▶ GIVEN EXERCISE
Search the data for the string "title" and gather each line it is in.

▶ LISTED RECORDS

++++++++

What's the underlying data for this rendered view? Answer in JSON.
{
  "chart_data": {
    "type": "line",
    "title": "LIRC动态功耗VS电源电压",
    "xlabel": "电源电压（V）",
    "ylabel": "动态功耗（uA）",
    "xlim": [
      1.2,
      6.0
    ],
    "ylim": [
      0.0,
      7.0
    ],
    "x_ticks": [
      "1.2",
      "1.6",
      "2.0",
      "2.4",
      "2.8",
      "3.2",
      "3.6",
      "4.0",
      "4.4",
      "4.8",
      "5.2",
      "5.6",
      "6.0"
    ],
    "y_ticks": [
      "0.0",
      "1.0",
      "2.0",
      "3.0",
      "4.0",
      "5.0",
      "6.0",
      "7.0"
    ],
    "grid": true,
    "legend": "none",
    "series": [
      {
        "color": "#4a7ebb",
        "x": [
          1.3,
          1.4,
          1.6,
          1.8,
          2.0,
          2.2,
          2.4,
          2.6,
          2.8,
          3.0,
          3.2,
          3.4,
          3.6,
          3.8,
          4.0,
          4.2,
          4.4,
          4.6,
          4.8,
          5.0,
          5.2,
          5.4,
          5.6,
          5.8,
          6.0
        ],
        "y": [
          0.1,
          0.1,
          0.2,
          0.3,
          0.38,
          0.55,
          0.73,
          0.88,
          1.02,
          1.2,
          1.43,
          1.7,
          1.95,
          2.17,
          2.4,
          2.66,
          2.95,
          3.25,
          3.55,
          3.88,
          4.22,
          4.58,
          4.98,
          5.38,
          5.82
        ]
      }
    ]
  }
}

++++++++

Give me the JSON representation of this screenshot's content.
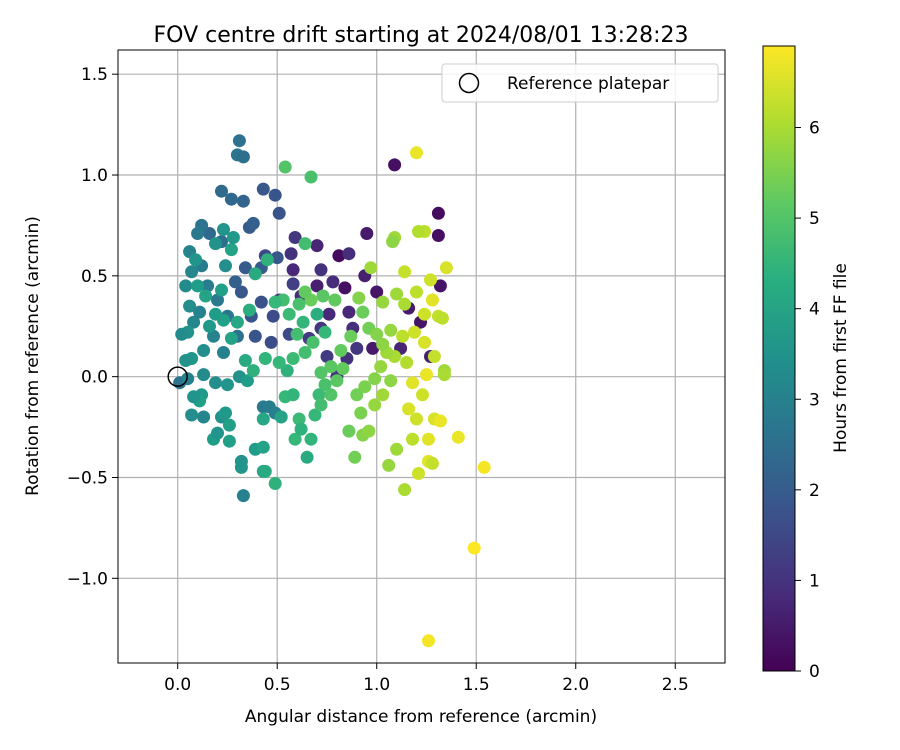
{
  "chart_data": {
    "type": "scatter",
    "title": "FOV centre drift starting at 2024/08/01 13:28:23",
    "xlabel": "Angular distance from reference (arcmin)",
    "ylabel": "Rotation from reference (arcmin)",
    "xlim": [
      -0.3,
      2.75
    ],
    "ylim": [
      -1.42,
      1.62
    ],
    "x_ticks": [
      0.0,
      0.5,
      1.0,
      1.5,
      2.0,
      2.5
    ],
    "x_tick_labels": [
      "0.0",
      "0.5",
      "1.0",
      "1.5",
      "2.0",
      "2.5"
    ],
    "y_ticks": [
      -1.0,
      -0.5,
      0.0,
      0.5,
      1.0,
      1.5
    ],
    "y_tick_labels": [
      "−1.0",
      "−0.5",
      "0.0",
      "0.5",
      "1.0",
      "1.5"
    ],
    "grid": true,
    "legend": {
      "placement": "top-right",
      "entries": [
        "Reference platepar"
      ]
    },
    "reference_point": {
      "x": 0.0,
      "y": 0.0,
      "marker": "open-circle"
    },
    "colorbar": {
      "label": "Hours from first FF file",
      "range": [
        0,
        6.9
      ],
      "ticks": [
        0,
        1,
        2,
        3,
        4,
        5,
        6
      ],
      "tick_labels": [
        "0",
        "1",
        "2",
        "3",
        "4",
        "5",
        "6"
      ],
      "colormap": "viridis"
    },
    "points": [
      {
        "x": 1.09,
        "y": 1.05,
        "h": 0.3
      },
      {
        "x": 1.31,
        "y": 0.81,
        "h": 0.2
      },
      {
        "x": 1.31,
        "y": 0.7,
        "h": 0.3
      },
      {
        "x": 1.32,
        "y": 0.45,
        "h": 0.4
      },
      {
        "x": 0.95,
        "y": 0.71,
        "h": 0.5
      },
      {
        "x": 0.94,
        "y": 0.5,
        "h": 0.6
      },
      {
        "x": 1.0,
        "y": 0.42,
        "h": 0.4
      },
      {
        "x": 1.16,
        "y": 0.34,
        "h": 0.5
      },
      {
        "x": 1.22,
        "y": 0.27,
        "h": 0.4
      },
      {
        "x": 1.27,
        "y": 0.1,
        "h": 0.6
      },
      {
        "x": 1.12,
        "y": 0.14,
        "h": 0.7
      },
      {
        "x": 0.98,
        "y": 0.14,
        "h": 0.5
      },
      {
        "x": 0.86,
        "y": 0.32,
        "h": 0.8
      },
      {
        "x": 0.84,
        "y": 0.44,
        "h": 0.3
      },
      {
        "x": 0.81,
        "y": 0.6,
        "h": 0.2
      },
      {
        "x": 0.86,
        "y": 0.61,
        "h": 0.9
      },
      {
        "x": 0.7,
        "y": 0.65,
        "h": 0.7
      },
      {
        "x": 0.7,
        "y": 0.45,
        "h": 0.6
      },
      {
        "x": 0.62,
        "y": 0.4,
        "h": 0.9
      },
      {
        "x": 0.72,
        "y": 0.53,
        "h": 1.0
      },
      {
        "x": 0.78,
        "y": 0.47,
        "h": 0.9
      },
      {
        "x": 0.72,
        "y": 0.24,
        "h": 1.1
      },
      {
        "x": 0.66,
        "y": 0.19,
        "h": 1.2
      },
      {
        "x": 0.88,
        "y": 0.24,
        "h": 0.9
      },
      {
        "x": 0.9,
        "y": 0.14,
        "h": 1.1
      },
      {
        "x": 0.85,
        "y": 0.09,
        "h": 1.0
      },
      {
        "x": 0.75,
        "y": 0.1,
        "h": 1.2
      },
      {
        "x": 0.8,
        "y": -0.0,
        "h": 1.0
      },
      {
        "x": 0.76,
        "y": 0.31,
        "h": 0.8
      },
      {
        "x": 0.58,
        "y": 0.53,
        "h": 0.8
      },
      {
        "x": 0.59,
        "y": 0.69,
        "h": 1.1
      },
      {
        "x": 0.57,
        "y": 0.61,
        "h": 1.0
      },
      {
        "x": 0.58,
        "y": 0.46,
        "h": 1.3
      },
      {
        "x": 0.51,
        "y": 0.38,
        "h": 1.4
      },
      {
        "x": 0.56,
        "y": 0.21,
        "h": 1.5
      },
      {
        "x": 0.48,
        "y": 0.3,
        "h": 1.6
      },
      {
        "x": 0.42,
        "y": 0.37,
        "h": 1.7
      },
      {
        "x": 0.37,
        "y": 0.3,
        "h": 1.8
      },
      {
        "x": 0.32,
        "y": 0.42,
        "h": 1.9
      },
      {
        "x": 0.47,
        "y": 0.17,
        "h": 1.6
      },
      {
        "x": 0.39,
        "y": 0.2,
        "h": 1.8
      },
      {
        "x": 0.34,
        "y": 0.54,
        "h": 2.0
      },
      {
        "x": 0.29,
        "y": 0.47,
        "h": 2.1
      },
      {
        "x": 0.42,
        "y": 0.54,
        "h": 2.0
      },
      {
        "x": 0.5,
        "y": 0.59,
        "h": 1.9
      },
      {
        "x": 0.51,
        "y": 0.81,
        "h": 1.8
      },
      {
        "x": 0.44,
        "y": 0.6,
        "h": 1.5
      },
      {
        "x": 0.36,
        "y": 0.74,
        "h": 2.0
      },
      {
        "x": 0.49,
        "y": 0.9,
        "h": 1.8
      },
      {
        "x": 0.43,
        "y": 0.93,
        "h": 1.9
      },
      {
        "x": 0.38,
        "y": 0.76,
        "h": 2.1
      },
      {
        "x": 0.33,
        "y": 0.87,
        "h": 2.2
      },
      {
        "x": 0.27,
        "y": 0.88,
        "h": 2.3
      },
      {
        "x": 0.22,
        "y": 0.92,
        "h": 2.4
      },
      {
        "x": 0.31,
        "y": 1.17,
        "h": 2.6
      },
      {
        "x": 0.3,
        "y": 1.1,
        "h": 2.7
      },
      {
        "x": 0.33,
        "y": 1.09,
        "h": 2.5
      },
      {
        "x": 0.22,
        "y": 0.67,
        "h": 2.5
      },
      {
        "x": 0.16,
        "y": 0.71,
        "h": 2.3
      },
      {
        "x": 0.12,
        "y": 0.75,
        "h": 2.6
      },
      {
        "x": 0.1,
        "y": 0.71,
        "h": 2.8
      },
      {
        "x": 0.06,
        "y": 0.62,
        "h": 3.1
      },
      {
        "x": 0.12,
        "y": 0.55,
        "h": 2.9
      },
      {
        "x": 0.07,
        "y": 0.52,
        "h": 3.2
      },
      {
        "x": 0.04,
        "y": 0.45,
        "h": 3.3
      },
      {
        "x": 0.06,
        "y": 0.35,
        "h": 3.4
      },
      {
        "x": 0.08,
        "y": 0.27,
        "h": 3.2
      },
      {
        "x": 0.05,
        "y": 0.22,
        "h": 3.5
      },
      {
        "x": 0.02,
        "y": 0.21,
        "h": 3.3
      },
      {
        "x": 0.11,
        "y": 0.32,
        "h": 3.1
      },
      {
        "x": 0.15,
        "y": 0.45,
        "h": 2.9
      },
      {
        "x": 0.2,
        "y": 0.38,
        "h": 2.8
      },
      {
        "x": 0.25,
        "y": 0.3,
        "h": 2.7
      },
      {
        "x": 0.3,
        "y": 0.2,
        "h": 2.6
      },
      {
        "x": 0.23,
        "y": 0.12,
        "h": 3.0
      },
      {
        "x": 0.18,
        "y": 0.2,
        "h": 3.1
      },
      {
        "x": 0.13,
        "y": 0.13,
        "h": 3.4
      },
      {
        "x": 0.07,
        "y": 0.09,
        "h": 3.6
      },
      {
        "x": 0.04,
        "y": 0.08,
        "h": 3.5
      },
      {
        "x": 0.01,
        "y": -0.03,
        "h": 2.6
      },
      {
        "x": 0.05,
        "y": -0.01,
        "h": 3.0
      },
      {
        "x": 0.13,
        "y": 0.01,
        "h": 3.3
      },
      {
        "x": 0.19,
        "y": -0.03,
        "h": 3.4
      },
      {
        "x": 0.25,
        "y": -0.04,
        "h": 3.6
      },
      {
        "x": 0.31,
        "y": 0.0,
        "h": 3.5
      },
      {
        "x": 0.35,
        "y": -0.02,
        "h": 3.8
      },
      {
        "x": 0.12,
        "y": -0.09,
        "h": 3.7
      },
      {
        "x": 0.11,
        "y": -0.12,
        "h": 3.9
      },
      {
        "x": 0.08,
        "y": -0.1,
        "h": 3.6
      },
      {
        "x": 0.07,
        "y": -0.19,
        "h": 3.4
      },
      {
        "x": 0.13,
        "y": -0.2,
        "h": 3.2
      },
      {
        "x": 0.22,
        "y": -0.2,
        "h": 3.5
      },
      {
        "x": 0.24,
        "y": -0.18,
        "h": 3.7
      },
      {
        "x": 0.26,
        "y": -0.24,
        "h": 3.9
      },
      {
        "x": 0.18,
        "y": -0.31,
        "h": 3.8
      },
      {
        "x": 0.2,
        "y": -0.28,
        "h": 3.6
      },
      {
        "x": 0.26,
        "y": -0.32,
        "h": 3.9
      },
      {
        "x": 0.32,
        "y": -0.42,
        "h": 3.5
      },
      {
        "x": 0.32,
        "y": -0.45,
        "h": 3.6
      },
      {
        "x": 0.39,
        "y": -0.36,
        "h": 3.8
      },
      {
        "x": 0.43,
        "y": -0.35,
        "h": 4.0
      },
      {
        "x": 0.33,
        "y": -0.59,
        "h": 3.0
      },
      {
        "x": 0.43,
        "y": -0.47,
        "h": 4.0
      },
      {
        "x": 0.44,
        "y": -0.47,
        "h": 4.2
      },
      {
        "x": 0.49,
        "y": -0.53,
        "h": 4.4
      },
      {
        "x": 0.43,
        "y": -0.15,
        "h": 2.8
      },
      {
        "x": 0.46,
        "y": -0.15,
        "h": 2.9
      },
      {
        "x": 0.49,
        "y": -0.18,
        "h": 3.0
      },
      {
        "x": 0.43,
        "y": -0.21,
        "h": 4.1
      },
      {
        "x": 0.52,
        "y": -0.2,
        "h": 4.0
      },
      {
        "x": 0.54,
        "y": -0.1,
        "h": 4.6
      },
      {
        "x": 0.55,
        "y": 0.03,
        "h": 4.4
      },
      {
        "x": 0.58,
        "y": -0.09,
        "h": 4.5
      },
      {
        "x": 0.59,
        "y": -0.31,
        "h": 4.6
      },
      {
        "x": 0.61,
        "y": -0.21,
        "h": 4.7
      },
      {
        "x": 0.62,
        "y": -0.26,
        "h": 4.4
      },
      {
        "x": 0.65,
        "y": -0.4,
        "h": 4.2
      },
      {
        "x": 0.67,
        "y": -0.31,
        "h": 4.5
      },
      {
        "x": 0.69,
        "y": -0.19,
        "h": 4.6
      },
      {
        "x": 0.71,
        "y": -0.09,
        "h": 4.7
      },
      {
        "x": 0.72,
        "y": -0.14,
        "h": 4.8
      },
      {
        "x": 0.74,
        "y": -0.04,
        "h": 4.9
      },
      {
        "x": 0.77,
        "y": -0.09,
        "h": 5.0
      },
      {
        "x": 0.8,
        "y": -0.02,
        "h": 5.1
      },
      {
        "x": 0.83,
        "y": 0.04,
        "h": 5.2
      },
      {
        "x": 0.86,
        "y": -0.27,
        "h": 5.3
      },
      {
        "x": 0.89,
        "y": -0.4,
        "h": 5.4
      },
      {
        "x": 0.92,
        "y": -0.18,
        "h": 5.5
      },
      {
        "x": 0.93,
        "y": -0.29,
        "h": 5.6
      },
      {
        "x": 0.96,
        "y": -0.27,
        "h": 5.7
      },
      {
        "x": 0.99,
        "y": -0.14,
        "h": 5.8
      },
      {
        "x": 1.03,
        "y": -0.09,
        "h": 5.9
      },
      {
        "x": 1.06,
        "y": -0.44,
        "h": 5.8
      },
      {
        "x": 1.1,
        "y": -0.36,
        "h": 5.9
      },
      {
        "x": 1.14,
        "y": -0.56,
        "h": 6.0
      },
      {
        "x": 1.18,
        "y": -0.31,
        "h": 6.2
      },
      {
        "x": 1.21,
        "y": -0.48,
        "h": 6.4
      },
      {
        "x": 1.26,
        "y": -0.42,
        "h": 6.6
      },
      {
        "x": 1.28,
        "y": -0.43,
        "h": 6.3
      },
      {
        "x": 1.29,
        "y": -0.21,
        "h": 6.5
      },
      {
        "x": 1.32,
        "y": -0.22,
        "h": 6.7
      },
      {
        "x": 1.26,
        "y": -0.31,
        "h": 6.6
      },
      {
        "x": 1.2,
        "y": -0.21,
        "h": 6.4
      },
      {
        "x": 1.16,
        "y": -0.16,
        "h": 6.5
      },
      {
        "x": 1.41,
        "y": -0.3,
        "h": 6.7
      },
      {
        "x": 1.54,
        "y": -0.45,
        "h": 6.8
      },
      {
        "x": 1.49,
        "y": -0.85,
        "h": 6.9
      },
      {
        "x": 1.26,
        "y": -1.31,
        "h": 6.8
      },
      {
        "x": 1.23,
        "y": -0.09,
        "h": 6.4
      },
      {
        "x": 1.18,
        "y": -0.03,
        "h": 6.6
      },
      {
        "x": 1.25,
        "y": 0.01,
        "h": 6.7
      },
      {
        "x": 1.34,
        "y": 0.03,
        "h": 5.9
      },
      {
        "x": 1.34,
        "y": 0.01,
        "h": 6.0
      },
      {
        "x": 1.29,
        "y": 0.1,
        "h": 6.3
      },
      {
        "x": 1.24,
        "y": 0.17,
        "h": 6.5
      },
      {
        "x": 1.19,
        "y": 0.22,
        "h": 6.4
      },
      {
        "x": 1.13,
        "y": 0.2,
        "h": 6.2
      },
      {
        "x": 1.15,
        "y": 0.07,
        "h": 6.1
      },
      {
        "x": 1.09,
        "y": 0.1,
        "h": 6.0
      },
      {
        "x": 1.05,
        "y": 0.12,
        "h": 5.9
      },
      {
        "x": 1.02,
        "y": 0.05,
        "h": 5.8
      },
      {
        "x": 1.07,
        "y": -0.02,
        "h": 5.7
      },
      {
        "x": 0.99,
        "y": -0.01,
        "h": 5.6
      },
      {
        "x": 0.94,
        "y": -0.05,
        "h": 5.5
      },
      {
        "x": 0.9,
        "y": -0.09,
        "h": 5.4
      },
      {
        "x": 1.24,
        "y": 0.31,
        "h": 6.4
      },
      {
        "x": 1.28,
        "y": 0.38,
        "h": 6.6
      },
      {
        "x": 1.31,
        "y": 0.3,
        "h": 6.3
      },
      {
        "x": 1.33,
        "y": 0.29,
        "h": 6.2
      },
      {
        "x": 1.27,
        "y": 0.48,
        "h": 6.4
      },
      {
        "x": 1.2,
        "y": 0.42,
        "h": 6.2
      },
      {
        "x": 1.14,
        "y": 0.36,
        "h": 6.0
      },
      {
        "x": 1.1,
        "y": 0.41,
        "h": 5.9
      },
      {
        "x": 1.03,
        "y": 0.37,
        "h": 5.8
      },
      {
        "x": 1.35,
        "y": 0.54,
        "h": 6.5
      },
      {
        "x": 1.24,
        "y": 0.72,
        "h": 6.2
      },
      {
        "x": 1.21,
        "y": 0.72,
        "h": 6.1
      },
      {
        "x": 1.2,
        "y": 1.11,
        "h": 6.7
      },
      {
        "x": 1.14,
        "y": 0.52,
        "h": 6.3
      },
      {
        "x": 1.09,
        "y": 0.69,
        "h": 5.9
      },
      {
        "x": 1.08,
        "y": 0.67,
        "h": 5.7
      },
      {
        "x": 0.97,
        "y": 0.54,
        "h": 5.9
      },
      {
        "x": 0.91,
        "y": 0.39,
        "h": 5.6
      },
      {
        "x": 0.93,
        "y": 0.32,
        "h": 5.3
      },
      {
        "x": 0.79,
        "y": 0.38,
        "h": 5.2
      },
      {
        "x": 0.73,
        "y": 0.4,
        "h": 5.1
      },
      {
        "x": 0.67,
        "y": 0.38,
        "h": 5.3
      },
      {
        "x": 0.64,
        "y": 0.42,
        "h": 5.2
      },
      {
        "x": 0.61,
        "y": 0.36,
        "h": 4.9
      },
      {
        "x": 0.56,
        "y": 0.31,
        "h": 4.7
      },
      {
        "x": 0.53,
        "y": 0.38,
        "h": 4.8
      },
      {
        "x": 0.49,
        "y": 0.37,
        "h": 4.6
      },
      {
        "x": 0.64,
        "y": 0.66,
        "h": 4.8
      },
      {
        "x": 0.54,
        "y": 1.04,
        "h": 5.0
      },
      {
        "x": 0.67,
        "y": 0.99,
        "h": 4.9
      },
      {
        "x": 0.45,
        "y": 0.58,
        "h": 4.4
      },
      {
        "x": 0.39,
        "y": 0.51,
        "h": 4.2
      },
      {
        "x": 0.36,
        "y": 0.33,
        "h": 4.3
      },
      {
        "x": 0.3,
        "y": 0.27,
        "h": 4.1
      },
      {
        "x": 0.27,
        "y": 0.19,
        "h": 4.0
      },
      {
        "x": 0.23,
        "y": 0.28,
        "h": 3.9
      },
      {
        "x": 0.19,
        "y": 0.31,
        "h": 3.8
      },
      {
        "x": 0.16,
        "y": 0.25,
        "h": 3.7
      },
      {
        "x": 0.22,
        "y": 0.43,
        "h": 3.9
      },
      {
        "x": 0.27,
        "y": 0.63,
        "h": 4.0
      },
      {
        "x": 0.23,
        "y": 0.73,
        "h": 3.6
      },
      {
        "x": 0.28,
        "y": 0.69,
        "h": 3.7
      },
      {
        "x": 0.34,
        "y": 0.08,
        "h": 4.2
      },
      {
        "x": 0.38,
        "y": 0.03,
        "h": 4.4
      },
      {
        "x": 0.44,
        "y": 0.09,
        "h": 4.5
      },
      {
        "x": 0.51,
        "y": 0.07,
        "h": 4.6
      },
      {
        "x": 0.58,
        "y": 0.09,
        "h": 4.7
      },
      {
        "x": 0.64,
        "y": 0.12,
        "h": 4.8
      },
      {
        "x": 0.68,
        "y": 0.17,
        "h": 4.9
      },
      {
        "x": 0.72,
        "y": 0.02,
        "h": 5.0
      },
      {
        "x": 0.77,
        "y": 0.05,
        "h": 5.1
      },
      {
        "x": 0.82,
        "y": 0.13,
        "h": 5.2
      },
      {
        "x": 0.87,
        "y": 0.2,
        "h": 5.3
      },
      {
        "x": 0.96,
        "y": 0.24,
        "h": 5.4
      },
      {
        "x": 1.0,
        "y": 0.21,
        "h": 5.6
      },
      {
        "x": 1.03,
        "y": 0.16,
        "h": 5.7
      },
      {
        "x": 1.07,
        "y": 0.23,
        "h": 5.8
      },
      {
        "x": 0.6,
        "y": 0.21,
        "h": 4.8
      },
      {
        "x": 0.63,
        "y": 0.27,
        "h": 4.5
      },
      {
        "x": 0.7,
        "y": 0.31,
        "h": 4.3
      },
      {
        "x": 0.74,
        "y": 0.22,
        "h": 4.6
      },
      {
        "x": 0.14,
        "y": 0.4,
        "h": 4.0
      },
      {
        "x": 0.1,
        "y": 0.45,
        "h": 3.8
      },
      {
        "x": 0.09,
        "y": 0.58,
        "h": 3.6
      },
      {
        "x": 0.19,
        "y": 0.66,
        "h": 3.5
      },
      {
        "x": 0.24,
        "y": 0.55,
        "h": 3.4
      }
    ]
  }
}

++++++++

▶ CORRECT RESPONSE
    "title": "LIRC动态功耗VS电源电压",
    "title": "FOV centre drift starting at 2024/08/01 13:28:23",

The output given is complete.